RAW RECORDS →
==============================

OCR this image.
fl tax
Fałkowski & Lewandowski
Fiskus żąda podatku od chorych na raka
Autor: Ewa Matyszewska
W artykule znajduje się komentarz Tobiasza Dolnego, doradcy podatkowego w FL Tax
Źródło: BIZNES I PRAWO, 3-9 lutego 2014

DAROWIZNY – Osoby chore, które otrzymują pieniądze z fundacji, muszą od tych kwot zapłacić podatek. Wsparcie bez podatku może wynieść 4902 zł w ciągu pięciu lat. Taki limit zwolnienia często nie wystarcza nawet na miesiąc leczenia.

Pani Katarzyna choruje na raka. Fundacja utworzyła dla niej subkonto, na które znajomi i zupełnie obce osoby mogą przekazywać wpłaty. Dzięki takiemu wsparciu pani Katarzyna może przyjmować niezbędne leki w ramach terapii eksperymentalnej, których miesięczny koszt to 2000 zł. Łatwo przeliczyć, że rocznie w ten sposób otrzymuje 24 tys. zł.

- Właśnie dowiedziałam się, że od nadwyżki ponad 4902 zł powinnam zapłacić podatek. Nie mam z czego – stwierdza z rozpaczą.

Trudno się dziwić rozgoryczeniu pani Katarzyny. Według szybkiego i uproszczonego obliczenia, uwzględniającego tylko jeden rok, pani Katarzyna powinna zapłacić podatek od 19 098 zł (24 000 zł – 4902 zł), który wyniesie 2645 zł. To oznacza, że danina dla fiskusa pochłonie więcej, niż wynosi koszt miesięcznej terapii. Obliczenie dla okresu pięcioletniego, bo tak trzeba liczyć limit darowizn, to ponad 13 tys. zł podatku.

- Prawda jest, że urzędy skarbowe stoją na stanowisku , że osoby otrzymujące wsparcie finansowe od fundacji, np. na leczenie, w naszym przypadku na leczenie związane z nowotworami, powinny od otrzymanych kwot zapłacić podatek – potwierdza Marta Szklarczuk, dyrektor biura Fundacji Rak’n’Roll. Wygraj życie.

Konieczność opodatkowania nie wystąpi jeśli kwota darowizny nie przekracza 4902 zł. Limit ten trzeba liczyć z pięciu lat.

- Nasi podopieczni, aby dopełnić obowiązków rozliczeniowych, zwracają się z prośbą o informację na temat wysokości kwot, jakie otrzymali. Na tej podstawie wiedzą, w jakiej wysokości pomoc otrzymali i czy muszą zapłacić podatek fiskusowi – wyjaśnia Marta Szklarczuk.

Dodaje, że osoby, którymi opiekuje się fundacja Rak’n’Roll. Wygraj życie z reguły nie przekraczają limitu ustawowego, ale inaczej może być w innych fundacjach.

==============================

AIM →
Return all of the above records exactly, leaving no line out.

WRITTEN RESPONSE →
OCR this image.
fl tax
Fałkowski & Lewandowski
Fiskus żąda podatku od chorych na raka
Autor: Ewa Matyszewska
W artykule znajduje się komentarz Tobiasza Dolnego, doradcy podatkowego w FL Tax
Źródło: BIZNES I PRAWO, 3-9 lutego 2014

DAROWIZNY – Osoby chore, które otrzymują pieniądze z fundacji, muszą od tych kwot zapłacić podatek. Wsparcie bez podatku może wynieść 4902 zł w ciągu pięciu lat. Taki limit zwolnienia często nie wystarcza nawet na miesiąc leczenia.

Pani Katarzyna choruje na raka. Fundacja utworzyła dla niej subkonto, na które znajomi i zupełnie obce osoby mogą przekazywać wpłaty. Dzięki takiemu wsparciu pani Katarzyna może przyjmować niezbędne leki w ramach terapii eksperymentalnej, których miesięczny koszt to 2000 zł. Łatwo przeliczyć, że rocznie w ten sposób otrzymuje 24 tys. zł.

- Właśnie dowiedziałam się, że od nadwyżki ponad 4902 zł powinnam zapłacić podatek. Nie mam z czego – stwierdza z rozpaczą.

Trudno się dziwić rozgoryczeniu pani Katarzyny. Według szybkiego i uproszczonego obliczenia, uwzględniającego tylko jeden rok, pani Katarzyna powinna zapłacić podatek od 19 098 zł (24 000 zł – 4902 zł), który wyniesie 2645 zł. To oznacza, że danina dla fiskusa pochłonie więcej, niż wynosi koszt miesięcznej terapii. Obliczenie dla okresu pięcioletniego, bo tak trzeba liczyć limit darowizn, to ponad 13 tys. zł podatku.

- Prawda jest, że urzędy skarbowe stoją na stanowisku , że osoby otrzymujące wsparcie finansowe od fundacji, np. na leczenie, w naszym przypadku na leczenie związane z nowotworami, powinny od otrzymanych kwot zapłacić podatek – potwierdza Marta Szklarczuk, dyrektor biura Fundacji Rak’n’Roll. Wygraj życie.

Konieczność opodatkowania nie wystąpi jeśli kwota darowizny nie przekracza 4902 zł. Limit ten trzeba liczyć z pięciu lat.

- Nasi podopieczni, aby dopełnić obowiązków rozliczeniowych, zwracają się z prośbą o informację na temat wysokości kwot, jakie otrzymali. Na tej podstawie wiedzą, w jakiej wysokości pomoc otrzymali i czy muszą zapłacić podatek fiskusowi – wyjaśnia Marta Szklarczuk.

Dodaje, że osoby, którymi opiekuje się fundacja Rak’n’Roll. Wygraj życie z reguły nie przekraczają limitu ustawowego, ale inaczej może być w innych fundacjach.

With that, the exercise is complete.